■ INSTRUCTIONS TO FOLLOW:
Print the listing as it stands, omitting all images.

§

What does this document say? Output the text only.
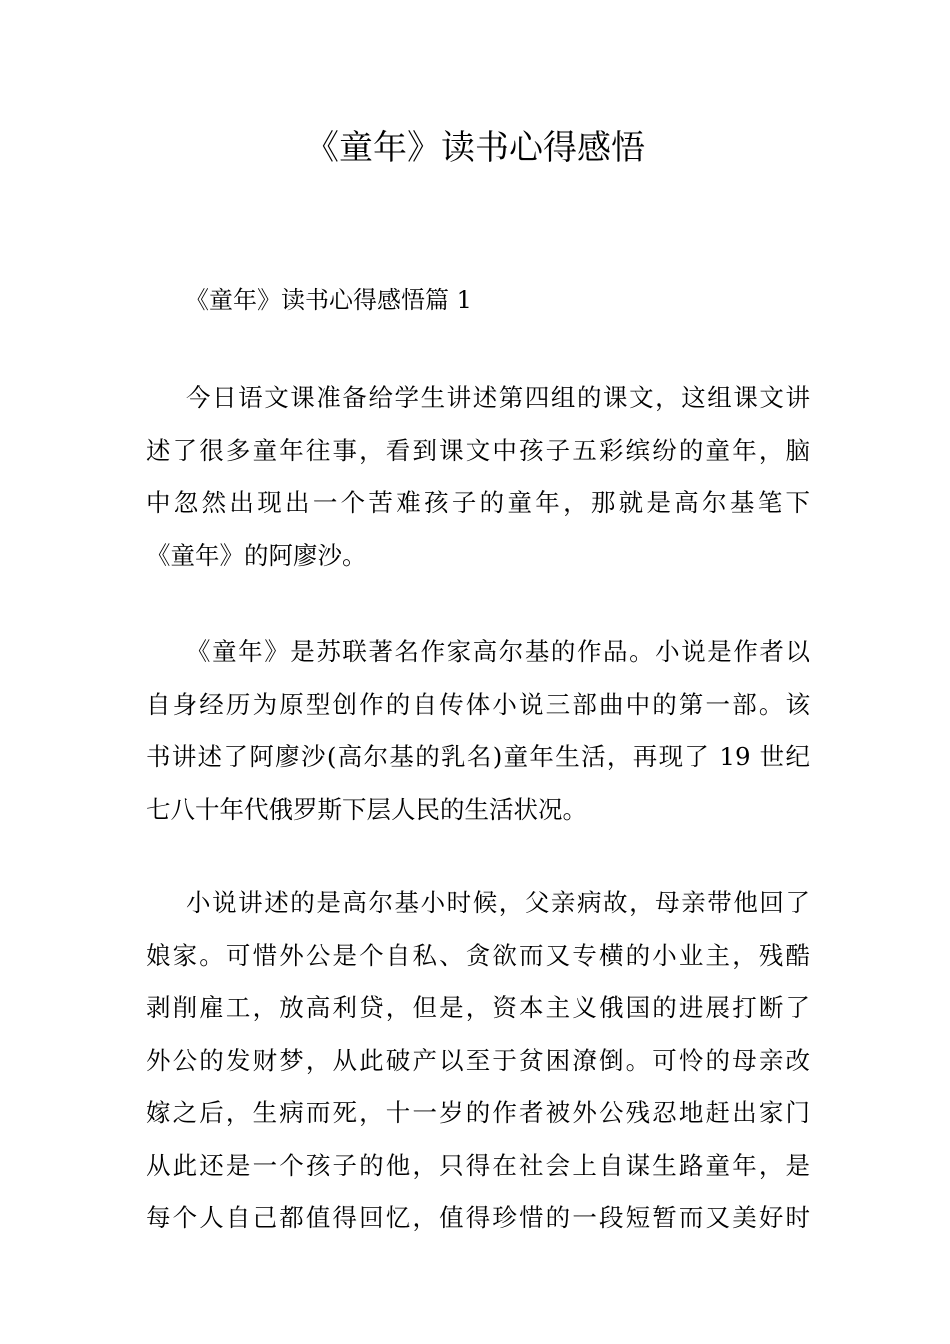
《童年》读书心得感悟

《童年》读书心得感悟篇 1

今日语文课准备给学生讲述第四组的课文，这组课文讲
述了很多童年往事，看到课文中孩子五彩缤纷的童年，脑
中忽然出现出一个苦难孩子的童年，那就是高尔基笔下
《童年》的阿廖沙。
《童年》是苏联著名作家高尔基的作品。小说是作者以
自身经历为原型创作的自传体小说三部曲中的第一部。该
书讲述了阿廖沙(高尔基的乳名)童年生活，再现了 19 世纪
七八十年代俄罗斯下层人民的生活状况。
小说讲述的是高尔基小时候，父亲病故，母亲带他回了
娘家。可惜外公是个自私、贪欲而又专横的小业主，残酷
剥削雇工，放高利贷，但是，资本主义俄国的进展打断了
外公的发财梦，从此破产以至于贫困潦倒。可怜的母亲改
嫁之后，生病而死，十一岁的作者被外公残忍地赶出家门
从此还是一个孩子的他，只得在社会上自谋生路童年，是
每个人自己都值得回忆，值得珍惜的一段短暂而又美好时
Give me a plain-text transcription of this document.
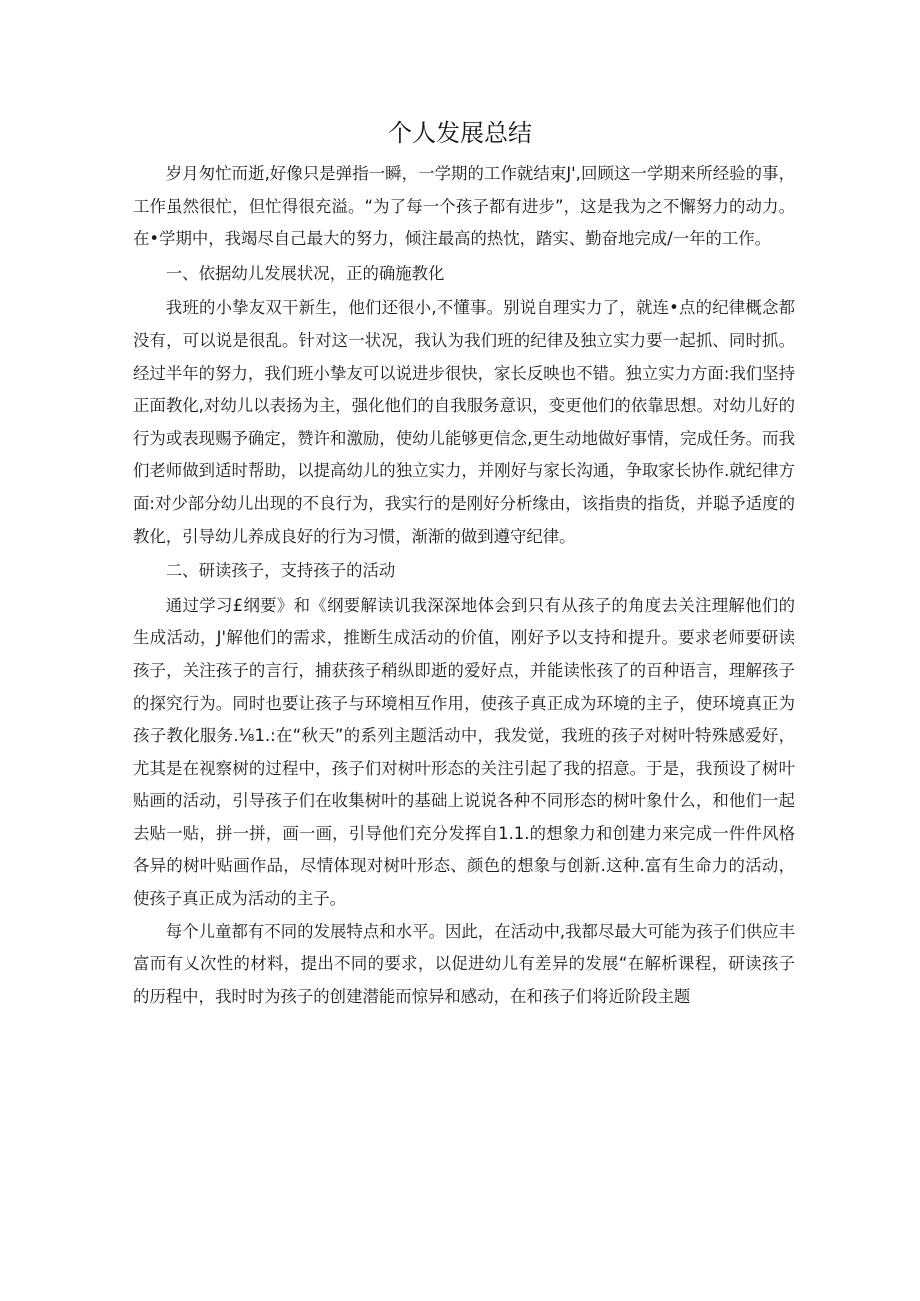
个人发展总结

岁月匆忙而逝,好像只是弹指一瞬，一学期的工作就结束J',回顾这一学期来所经验的事，工作虽然很忙，但忙得很充溢。“为了每一个孩子都有进步”，这是我为之不懈努力的动力。在•学期中，我竭尽自己最大的努力，倾注最高的热忱，踏实、勤奋地完成/一年的工作。

一、依据幼儿发展状况，正的确施教化

我班的小挚友双干新生，他们还很小,不懂事。别说自理实力了，就连•点的纪律概念都没有，可以说是很乱。针对这一状况，我认为我们班的纪律及独立实力要一起抓、同时抓。经过半年的努力，我们班小挚友可以说进步很快，家长反映也不错。独立实力方面:我们坚持正面教化,对幼儿以表扬为主，强化他们的自我服务意识，变更他们的依靠思想。对幼儿好的行为或表现赐予确定，赞许和激励，使幼儿能够更信念,更生动地做好事情，完成任务。而我们老师做到适时帮助，以提高幼儿的独立实力，并刚好与家长沟通，争取家长协作.就纪律方面:对少部分幼儿出现的不良行为，我实行的是刚好分析缘由，该指贵的指货，并聪予适度的教化，引导幼儿养成良好的行为习惯，渐渐的做到遵守纪律。

二、研读孩子，支持孩子的活动

通过学习£纲要》和《纲要解读讥我深深地体会到只有从孩子的角度去关注理解他们的生成活动，J'解他们的需求，推断生成活动的价值，刚好予以支持和提升。要求老师要研读孩子，关注孩子的言行，捕获孩子稍纵即逝的爱好点，并能读怅孩了的百种语言，理解孩子的探究行为。同时也要让孩子与环境相互作用，使孩子真正成为环境的主子，使环境真正为孩子教化服务.⅛1.:在“秋天”的系列主题活动中，我发觉，我班的孩子对树叶特殊感爱好，尤其是在视察树的过程中，孩子们对树叶形态的关注引起了我的招意。于是，我预设了树叶贴画的活动，引导孩子们在收集树叶的基础上说说各种不同形态的树叶象什么，和他们一起去贴一贴，拼一拼，画一画，引导他们充分发挥自1.1.的想象力和创建力来完成一件件风格各异的树叶贴画作品，尽情体现对树叶形态、颜色的想象与创新.这种.富有生命力的活动，使孩子真正成为活动的主子。

每个儿童都有不同的发展特点和水平。因此，在活动中,我都尽最大可能为孩子们供应丰富而有乂次性的材料，提出不同的要求，以促进幼儿有差异的发展“在解析课程，研读孩子的历程中，我时时为孩子的创建潜能而惊异和感动，在和孩子们将近阶段主题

§

■ EXERCISE OUTPUT:
What does this document say? Output the text only.
《童年》读书心得感悟

《童年》读书心得感悟篇 1

今日语文课准备给学生讲述第四组的课文，这组课文讲
述了很多童年往事，看到课文中孩子五彩缤纷的童年，脑
中忽然出现出一个苦难孩子的童年，那就是高尔基笔下
《童年》的阿廖沙。
《童年》是苏联著名作家高尔基的作品。小说是作者以
自身经历为原型创作的自传体小说三部曲中的第一部。该
书讲述了阿廖沙(高尔基的乳名)童年生活，再现了 19 世纪
七八十年代俄罗斯下层人民的生活状况。
小说讲述的是高尔基小时候，父亲病故，母亲带他回了
娘家。可惜外公是个自私、贪欲而又专横的小业主，残酷
剥削雇工，放高利贷，但是，资本主义俄国的进展打断了
外公的发财梦，从此破产以至于贫困潦倒。可怜的母亲改
嫁之后，生病而死，十一岁的作者被外公残忍地赶出家门
从此还是一个孩子的他，只得在社会上自谋生路童年，是
每个人自己都值得回忆，值得珍惜的一段短暂而又美好时
Give me a plain-text transcription of this document.
个人发展总结

岁月匆忙而逝,好像只是弹指一瞬，一学期的工作就结束J',回顾这一学期来所经验的事，工作虽然很忙，但忙得很充溢。“为了每一个孩子都有进步”，这是我为之不懈努力的动力。在•学期中，我竭尽自己最大的努力，倾注最高的热忱，踏实、勤奋地完成/一年的工作。

一、依据幼儿发展状况，正的确施教化

我班的小挚友双干新生，他们还很小,不懂事。别说自理实力了，就连•点的纪律概念都没有，可以说是很乱。针对这一状况，我认为我们班的纪律及独立实力要一起抓、同时抓。经过半年的努力，我们班小挚友可以说进步很快，家长反映也不错。独立实力方面:我们坚持正面教化,对幼儿以表扬为主，强化他们的自我服务意识，变更他们的依靠思想。对幼儿好的行为或表现赐予确定，赞许和激励，使幼儿能够更信念,更生动地做好事情，完成任务。而我们老师做到适时帮助，以提高幼儿的独立实力，并刚好与家长沟通，争取家长协作.就纪律方面:对少部分幼儿出现的不良行为，我实行的是刚好分析缘由，该指贵的指货，并聪予适度的教化，引导幼儿养成良好的行为习惯，渐渐的做到遵守纪律。

二、研读孩子，支持孩子的活动

通过学习£纲要》和《纲要解读讥我深深地体会到只有从孩子的角度去关注理解他们的生成活动，J'解他们的需求，推断生成活动的价值，刚好予以支持和提升。要求老师要研读孩子，关注孩子的言行，捕获孩子稍纵即逝的爱好点，并能读怅孩了的百种语言，理解孩子的探究行为。同时也要让孩子与环境相互作用，使孩子真正成为环境的主子，使环境真正为孩子教化服务.⅛1.:在“秋天”的系列主题活动中，我发觉，我班的孩子对树叶特殊感爱好，尤其是在视察树的过程中，孩子们对树叶形态的关注引起了我的招意。于是，我预设了树叶贴画的活动，引导孩子们在收集树叶的基础上说说各种不同形态的树叶象什么，和他们一起去贴一贴，拼一拼，画一画，引导他们充分发挥自1.1.的想象力和创建力来完成一件件风格各异的树叶贴画作品，尽情体现对树叶形态、颜色的想象与创新.这种.富有生命力的活动，使孩子真正成为活动的主子。

每个儿童都有不同的发展特点和水平。因此，在活动中,我都尽最大可能为孩子们供应丰富而有乂次性的材料，提出不同的要求，以促进幼儿有差异的发展“在解析课程，研读孩子的历程中，我时时为孩子的创建潜能而惊异和感动，在和孩子们将近阶段主题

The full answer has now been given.